◆ EXERCISE PROMPT: Repeat the material exactly as it appears.
-- START OF DATASET ROWS --
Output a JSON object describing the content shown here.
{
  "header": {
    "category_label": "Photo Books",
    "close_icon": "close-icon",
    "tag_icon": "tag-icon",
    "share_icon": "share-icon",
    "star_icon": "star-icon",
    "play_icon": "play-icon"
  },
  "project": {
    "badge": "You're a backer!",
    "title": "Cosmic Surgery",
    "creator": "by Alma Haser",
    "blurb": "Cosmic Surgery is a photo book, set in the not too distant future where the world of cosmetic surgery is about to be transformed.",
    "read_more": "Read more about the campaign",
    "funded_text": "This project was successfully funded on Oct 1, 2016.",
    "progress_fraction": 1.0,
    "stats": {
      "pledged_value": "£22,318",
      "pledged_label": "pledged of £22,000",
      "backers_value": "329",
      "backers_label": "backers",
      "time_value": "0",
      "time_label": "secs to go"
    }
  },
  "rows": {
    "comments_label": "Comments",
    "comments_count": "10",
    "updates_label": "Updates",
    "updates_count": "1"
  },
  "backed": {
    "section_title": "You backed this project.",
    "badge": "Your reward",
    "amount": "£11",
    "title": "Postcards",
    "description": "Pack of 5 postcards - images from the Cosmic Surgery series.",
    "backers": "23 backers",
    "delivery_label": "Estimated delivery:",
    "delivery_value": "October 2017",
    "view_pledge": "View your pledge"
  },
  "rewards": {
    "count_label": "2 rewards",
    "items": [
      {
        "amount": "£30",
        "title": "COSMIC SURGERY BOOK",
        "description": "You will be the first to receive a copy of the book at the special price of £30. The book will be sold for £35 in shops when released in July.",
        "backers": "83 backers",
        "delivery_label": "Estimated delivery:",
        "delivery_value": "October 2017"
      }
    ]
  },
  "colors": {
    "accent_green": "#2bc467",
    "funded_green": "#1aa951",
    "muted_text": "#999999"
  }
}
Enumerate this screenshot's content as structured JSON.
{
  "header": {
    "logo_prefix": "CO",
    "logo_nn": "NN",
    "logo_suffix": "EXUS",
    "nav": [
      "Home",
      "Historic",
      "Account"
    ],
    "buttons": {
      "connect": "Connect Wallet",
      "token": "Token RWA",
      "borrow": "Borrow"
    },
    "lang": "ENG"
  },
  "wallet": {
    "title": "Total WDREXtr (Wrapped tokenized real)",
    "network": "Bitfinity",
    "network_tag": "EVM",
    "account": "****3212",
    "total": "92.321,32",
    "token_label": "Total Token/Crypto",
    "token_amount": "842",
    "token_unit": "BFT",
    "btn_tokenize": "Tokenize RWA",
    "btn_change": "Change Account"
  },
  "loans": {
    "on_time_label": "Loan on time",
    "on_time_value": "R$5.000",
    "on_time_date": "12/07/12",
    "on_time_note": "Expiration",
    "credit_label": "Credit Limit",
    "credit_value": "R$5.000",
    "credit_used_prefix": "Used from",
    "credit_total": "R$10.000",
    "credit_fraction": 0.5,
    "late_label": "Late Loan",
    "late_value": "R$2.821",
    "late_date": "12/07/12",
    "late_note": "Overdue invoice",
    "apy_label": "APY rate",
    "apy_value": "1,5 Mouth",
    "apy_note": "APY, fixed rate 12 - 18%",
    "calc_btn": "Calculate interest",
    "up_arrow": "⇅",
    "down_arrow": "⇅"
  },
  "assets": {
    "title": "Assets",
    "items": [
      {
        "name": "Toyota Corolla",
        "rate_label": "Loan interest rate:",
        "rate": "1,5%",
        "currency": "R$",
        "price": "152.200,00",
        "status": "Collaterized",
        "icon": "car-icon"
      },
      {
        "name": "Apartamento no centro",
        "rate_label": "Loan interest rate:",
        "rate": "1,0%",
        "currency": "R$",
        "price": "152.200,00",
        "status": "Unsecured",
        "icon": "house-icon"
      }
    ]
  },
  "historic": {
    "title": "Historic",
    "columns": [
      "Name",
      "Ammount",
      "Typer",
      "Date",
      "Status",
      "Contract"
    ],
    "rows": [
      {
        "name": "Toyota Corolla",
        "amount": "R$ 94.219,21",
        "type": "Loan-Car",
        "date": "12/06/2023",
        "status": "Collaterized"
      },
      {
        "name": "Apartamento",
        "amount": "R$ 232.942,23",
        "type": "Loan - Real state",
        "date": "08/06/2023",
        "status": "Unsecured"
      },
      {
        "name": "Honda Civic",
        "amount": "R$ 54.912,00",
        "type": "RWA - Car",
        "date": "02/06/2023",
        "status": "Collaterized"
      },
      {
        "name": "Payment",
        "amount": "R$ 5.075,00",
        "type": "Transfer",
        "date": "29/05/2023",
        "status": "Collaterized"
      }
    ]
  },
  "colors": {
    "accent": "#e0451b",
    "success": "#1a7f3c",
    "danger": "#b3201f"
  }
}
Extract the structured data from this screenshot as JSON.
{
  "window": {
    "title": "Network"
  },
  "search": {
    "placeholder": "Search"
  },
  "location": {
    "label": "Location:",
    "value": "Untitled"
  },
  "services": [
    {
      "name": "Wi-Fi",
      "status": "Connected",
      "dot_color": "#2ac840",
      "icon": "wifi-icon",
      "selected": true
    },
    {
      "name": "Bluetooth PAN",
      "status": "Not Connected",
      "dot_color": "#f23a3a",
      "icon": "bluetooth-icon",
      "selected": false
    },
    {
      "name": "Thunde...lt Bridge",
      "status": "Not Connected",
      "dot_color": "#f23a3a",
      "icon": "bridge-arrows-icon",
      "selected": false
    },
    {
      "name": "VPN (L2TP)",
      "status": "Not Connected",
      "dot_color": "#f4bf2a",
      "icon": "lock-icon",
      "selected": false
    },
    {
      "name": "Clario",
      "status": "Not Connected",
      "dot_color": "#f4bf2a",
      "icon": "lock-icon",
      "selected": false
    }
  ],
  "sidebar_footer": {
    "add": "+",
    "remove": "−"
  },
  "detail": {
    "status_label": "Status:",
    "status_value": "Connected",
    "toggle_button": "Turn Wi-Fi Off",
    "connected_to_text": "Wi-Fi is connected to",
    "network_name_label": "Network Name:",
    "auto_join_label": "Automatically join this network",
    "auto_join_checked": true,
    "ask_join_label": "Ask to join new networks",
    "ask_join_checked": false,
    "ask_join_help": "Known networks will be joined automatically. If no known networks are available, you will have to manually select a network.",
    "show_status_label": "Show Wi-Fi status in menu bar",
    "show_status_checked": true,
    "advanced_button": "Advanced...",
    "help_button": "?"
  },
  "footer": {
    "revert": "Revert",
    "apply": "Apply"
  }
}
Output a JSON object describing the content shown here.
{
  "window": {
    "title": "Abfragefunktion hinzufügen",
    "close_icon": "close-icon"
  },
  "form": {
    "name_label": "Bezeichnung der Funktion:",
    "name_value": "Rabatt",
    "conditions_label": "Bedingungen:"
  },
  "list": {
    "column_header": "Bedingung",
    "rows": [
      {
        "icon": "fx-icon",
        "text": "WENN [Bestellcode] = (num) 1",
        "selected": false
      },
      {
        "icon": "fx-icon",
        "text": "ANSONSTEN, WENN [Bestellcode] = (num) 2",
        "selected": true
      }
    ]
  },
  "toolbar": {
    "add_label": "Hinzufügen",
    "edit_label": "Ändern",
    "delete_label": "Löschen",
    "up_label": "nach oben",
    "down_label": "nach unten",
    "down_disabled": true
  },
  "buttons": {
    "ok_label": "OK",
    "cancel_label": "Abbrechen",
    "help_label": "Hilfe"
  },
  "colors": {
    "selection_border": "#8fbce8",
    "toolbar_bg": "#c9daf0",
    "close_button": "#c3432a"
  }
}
-- END OF DATASET ROWS --
◆ FINISHED EXERCISE:
Output a JSON object describing the content shown here.
{
  "header": {
    "category_label": "Photo Books",
    "close_icon": "close-icon",
    "tag_icon": "tag-icon",
    "share_icon": "share-icon",
    "star_icon": "star-icon",
    "play_icon": "play-icon"
  },
  "project": {
    "badge": "You're a backer!",
    "title": "Cosmic Surgery",
    "creator": "by Alma Haser",
    "blurb": "Cosmic Surgery is a photo book, set in the not too distant future where the world of cosmetic surgery is about to be transformed.",
    "read_more": "Read more about the campaign",
    "funded_text": "This project was successfully funded on Oct 1, 2016.",
    "progress_fraction": 1.0,
    "stats": {
      "pledged_value": "£22,318",
      "pledged_label": "pledged of £22,000",
      "backers_value": "329",
      "backers_label": "backers",
      "time_value": "0",
      "time_label": "secs to go"
    }
  },
  "rows": {
    "comments_label": "Comments",
    "comments_count": "10",
    "updates_label": "Updates",
    "updates_count": "1"
  },
  "backed": {
    "section_title": "You backed this project.",
    "badge": "Your reward",
    "amount": "£11",
    "title": "Postcards",
    "description": "Pack of 5 postcards - images from the Cosmic Surgery series.",
    "backers": "23 backers",
    "delivery_label": "Estimated delivery:",
    "delivery_value": "October 2017",
    "view_pledge": "View your pledge"
  },
  "rewards": {
    "count_label": "2 rewards",
    "items": [
      {
        "amount": "£30",
        "title": "COSMIC SURGERY BOOK",
        "description": "You will be the first to receive a copy of the book at the special price of £30. The book will be sold for £35 in shops when released in July.",
        "backers": "83 backers",
        "delivery_label": "Estimated delivery:",
        "delivery_value": "October 2017"
      }
    ]
  },
  "colors": {
    "accent_green": "#2bc467",
    "funded_green": "#1aa951",
    "muted_text": "#999999"
  }
}
Enumerate this screenshot's content as structured JSON.
{
  "header": {
    "logo_prefix": "CO",
    "logo_nn": "NN",
    "logo_suffix": "EXUS",
    "nav": [
      "Home",
      "Historic",
      "Account"
    ],
    "buttons": {
      "connect": "Connect Wallet",
      "token": "Token RWA",
      "borrow": "Borrow"
    },
    "lang": "ENG"
  },
  "wallet": {
    "title": "Total WDREXtr (Wrapped tokenized real)",
    "network": "Bitfinity",
    "network_tag": "EVM",
    "account": "****3212",
    "total": "92.321,32",
    "token_label": "Total Token/Crypto",
    "token_amount": "842",
    "token_unit": "BFT",
    "btn_tokenize": "Tokenize RWA",
    "btn_change": "Change Account"
  },
  "loans": {
    "on_time_label": "Loan on time",
    "on_time_value": "R$5.000",
    "on_time_date": "12/07/12",
    "on_time_note": "Expiration",
    "credit_label": "Credit Limit",
    "credit_value": "R$5.000",
    "credit_used_prefix": "Used from",
    "credit_total": "R$10.000",
    "credit_fraction": 0.5,
    "late_label": "Late Loan",
    "late_value": "R$2.821",
    "late_date": "12/07/12",
    "late_note": "Overdue invoice",
    "apy_label": "APY rate",
    "apy_value": "1,5 Mouth",
    "apy_note": "APY, fixed rate 12 - 18%",
    "calc_btn": "Calculate interest",
    "up_arrow": "⇅",
    "down_arrow": "⇅"
  },
  "assets": {
    "title": "Assets",
    "items": [
      {
        "name": "Toyota Corolla",
        "rate_label": "Loan interest rate:",
        "rate": "1,5%",
        "currency": "R$",
        "price": "152.200,00",
        "status": "Collaterized",
        "icon": "car-icon"
      },
      {
        "name": "Apartamento no centro",
        "rate_label": "Loan interest rate:",
        "rate": "1,0%",
        "currency": "R$",
        "price": "152.200,00",
        "status": "Unsecured",
        "icon": "house-icon"
      }
    ]
  },
  "historic": {
    "title": "Historic",
    "columns": [
      "Name",
      "Ammount",
      "Typer",
      "Date",
      "Status",
      "Contract"
    ],
    "rows": [
      {
        "name": "Toyota Corolla",
        "amount": "R$ 94.219,21",
        "type": "Loan-Car",
        "date": "12/06/2023",
        "status": "Collaterized"
      },
      {
        "name": "Apartamento",
        "amount": "R$ 232.942,23",
        "type": "Loan - Real state",
        "date": "08/06/2023",
        "status": "Unsecured"
      },
      {
        "name": "Honda Civic",
        "amount": "R$ 54.912,00",
        "type": "RWA - Car",
        "date": "02/06/2023",
        "status": "Collaterized"
      },
      {
        "name": "Payment",
        "amount": "R$ 5.075,00",
        "type": "Transfer",
        "date": "29/05/2023",
        "status": "Collaterized"
      }
    ]
  },
  "colors": {
    "accent": "#e0451b",
    "success": "#1a7f3c",
    "danger": "#b3201f"
  }
}
Extract the structured data from this screenshot as JSON.
{
  "window": {
    "title": "Network"
  },
  "search": {
    "placeholder": "Search"
  },
  "location": {
    "label": "Location:",
    "value": "Untitled"
  },
  "services": [
    {
      "name": "Wi-Fi",
      "status": "Connected",
      "dot_color": "#2ac840",
      "icon": "wifi-icon",
      "selected": true
    },
    {
      "name": "Bluetooth PAN",
      "status": "Not Connected",
      "dot_color": "#f23a3a",
      "icon": "bluetooth-icon",
      "selected": false
    },
    {
      "name": "Thunde...lt Bridge",
      "status": "Not Connected",
      "dot_color": "#f23a3a",
      "icon": "bridge-arrows-icon",
      "selected": false
    },
    {
      "name": "VPN (L2TP)",
      "status": "Not Connected",
      "dot_color": "#f4bf2a",
      "icon": "lock-icon",
      "selected": false
    },
    {
      "name": "Clario",
      "status": "Not Connected",
      "dot_color": "#f4bf2a",
      "icon": "lock-icon",
      "selected": false
    }
  ],
  "sidebar_footer": {
    "add": "+",
    "remove": "−"
  },
  "detail": {
    "status_label": "Status:",
    "status_value": "Connected",
    "toggle_button": "Turn Wi-Fi Off",
    "connected_to_text": "Wi-Fi is connected to",
    "network_name_label": "Network Name:",
    "auto_join_label": "Automatically join this network",
    "auto_join_checked": true,
    "ask_join_label": "Ask to join new networks",
    "ask_join_checked": false,
    "ask_join_help": "Known networks will be joined automatically. If no known networks are available, you will have to manually select a network.",
    "show_status_label": "Show Wi-Fi status in menu bar",
    "show_status_checked": true,
    "advanced_button": "Advanced...",
    "help_button": "?"
  },
  "footer": {
    "revert": "Revert",
    "apply": "Apply"
  }
}
Output a JSON object describing the content shown here.
{
  "window": {
    "title": "Abfragefunktion hinzufügen",
    "close_icon": "close-icon"
  },
  "form": {
    "name_label": "Bezeichnung der Funktion:",
    "name_value": "Rabatt",
    "conditions_label": "Bedingungen:"
  },
  "list": {
    "column_header": "Bedingung",
    "rows": [
      {
        "icon": "fx-icon",
        "text": "WENN [Bestellcode] = (num) 1",
        "selected": false
      },
      {
        "icon": "fx-icon",
        "text": "ANSONSTEN, WENN [Bestellcode] = (num) 2",
        "selected": true
      }
    ]
  },
  "toolbar": {
    "add_label": "Hinzufügen",
    "edit_label": "Ändern",
    "delete_label": "Löschen",
    "up_label": "nach oben",
    "down_label": "nach unten",
    "down_disabled": true
  },
  "buttons": {
    "ok_label": "OK",
    "cancel_label": "Abbrechen",
    "help_label": "Hilfe"
  },
  "colors": {
    "selection_border": "#8fbce8",
    "toolbar_bg": "#c9daf0",
    "close_button": "#c3432a"
  }
}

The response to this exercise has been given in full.